Set down each entry exactly as given; pictures should not appear in the copy.
-- Begin Entries supplied --
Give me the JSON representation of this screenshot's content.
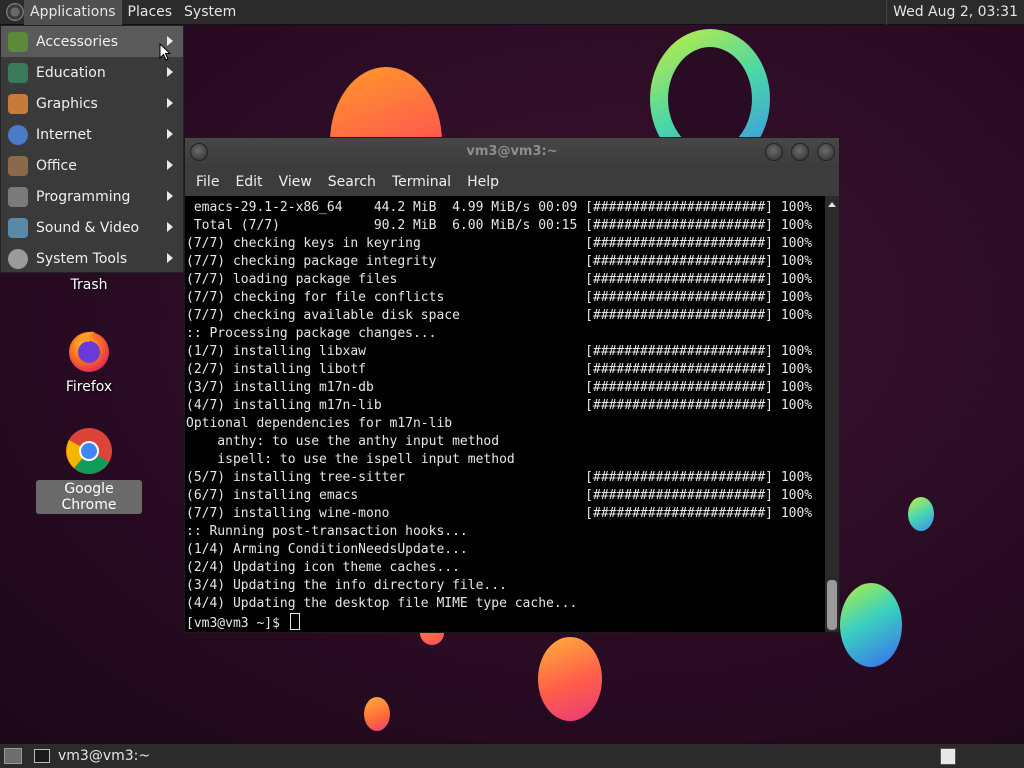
{
  "top_panel": {
    "menus": [
      "Applications",
      "Places",
      "System"
    ],
    "clock": "Wed Aug  2, 03:31"
  },
  "apps_menu": {
    "items": [
      {
        "label": "Accessories",
        "icon": "accessories-icon",
        "color": "#5a8a3a"
      },
      {
        "label": "Education",
        "icon": "education-icon",
        "color": "#3a7a5a"
      },
      {
        "label": "Graphics",
        "icon": "graphics-icon",
        "color": "#c87a3a"
      },
      {
        "label": "Internet",
        "icon": "internet-icon",
        "color": "#4a7ac8"
      },
      {
        "label": "Office",
        "icon": "office-icon",
        "color": "#8a6a4a"
      },
      {
        "label": "Programming",
        "icon": "programming-icon",
        "color": "#7a7a7a"
      },
      {
        "label": "Sound & Video",
        "icon": "sound-video-icon",
        "color": "#5a8aa8"
      },
      {
        "label": "System Tools",
        "icon": "system-tools-icon",
        "color": "#9a9a9a"
      }
    ]
  },
  "desktop_icons": [
    {
      "label": "Trash",
      "icon": "trash-icon"
    },
    {
      "label": "Firefox",
      "icon": "firefox-icon"
    },
    {
      "label": "Google Chrome",
      "icon": "chrome-icon"
    }
  ],
  "terminal": {
    "title": "vm3@vm3:~",
    "menus": [
      "File",
      "Edit",
      "View",
      "Search",
      "Terminal",
      "Help"
    ],
    "lines": [
      " emacs-29.1-2-x86_64    44.2 MiB  4.99 MiB/s 00:09 [######################] 100%",
      " Total (7/7)            90.2 MiB  6.00 MiB/s 00:15 [######################] 100%",
      "(7/7) checking keys in keyring                     [######################] 100%",
      "(7/7) checking package integrity                   [######################] 100%",
      "(7/7) loading package files                        [######################] 100%",
      "(7/7) checking for file conflicts                  [######################] 100%",
      "(7/7) checking available disk space                [######################] 100%",
      ":: Processing package changes...",
      "(1/7) installing libxaw                            [######################] 100%",
      "(2/7) installing libotf                            [######################] 100%",
      "(3/7) installing m17n-db                           [######################] 100%",
      "(4/7) installing m17n-lib                          [######################] 100%",
      "Optional dependencies for m17n-lib",
      "    anthy: to use the anthy input method",
      "    ispell: to use the ispell input method",
      "(5/7) installing tree-sitter                       [######################] 100%",
      "(6/7) installing emacs                             [######################] 100%",
      "(7/7) installing wine-mono                         [######################] 100%",
      ":: Running post-transaction hooks...",
      "(1/4) Arming ConditionNeedsUpdate...",
      "(2/4) Updating icon theme caches...",
      "(3/4) Updating the info directory file...",
      "(4/4) Updating the desktop file MIME type cache..."
    ],
    "prompt": "[vm3@vm3 ~]$ "
  },
  "bottom_panel": {
    "task_label": "vm3@vm3:~"
  }
}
-- End Entries supplied --
### Final result
Give me the JSON representation of this screenshot's content.
{
  "top_panel": {
    "menus": [
      "Applications",
      "Places",
      "System"
    ],
    "clock": "Wed Aug  2, 03:31"
  },
  "apps_menu": {
    "items": [
      {
        "label": "Accessories",
        "icon": "accessories-icon",
        "color": "#5a8a3a"
      },
      {
        "label": "Education",
        "icon": "education-icon",
        "color": "#3a7a5a"
      },
      {
        "label": "Graphics",
        "icon": "graphics-icon",
        "color": "#c87a3a"
      },
      {
        "label": "Internet",
        "icon": "internet-icon",
        "color": "#4a7ac8"
      },
      {
        "label": "Office",
        "icon": "office-icon",
        "color": "#8a6a4a"
      },
      {
        "label": "Programming",
        "icon": "programming-icon",
        "color": "#7a7a7a"
      },
      {
        "label": "Sound & Video",
        "icon": "sound-video-icon",
        "color": "#5a8aa8"
      },
      {
        "label": "System Tools",
        "icon": "system-tools-icon",
        "color": "#9a9a9a"
      }
    ]
  },
  "desktop_icons": [
    {
      "label": "Trash",
      "icon": "trash-icon"
    },
    {
      "label": "Firefox",
      "icon": "firefox-icon"
    },
    {
      "label": "Google Chrome",
      "icon": "chrome-icon"
    }
  ],
  "terminal": {
    "title": "vm3@vm3:~",
    "menus": [
      "File",
      "Edit",
      "View",
      "Search",
      "Terminal",
      "Help"
    ],
    "lines": [
      " emacs-29.1-2-x86_64    44.2 MiB  4.99 MiB/s 00:09 [######################] 100%",
      " Total (7/7)            90.2 MiB  6.00 MiB/s 00:15 [######################] 100%",
      "(7/7) checking keys in keyring                     [######################] 100%",
      "(7/7) checking package integrity                   [######################] 100%",
      "(7/7) loading package files                        [######################] 100%",
      "(7/7) checking for file conflicts                  [######################] 100%",
      "(7/7) checking available disk space                [######################] 100%",
      ":: Processing package changes...",
      "(1/7) installing libxaw                            [######################] 100%",
      "(2/7) installing libotf                            [######################] 100%",
      "(3/7) installing m17n-db                           [######################] 100%",
      "(4/7) installing m17n-lib                          [######################] 100%",
      "Optional dependencies for m17n-lib",
      "    anthy: to use the anthy input method",
      "    ispell: to use the ispell input method",
      "(5/7) installing tree-sitter                       [######################] 100%",
      "(6/7) installing emacs                             [######################] 100%",
      "(7/7) installing wine-mono                         [######################] 100%",
      ":: Running post-transaction hooks...",
      "(1/4) Arming ConditionNeedsUpdate...",
      "(2/4) Updating icon theme caches...",
      "(3/4) Updating the info directory file...",
      "(4/4) Updating the desktop file MIME type cache..."
    ],
    "prompt": "[vm3@vm3 ~]$ "
  },
  "bottom_panel": {
    "task_label": "vm3@vm3:~"
  }
}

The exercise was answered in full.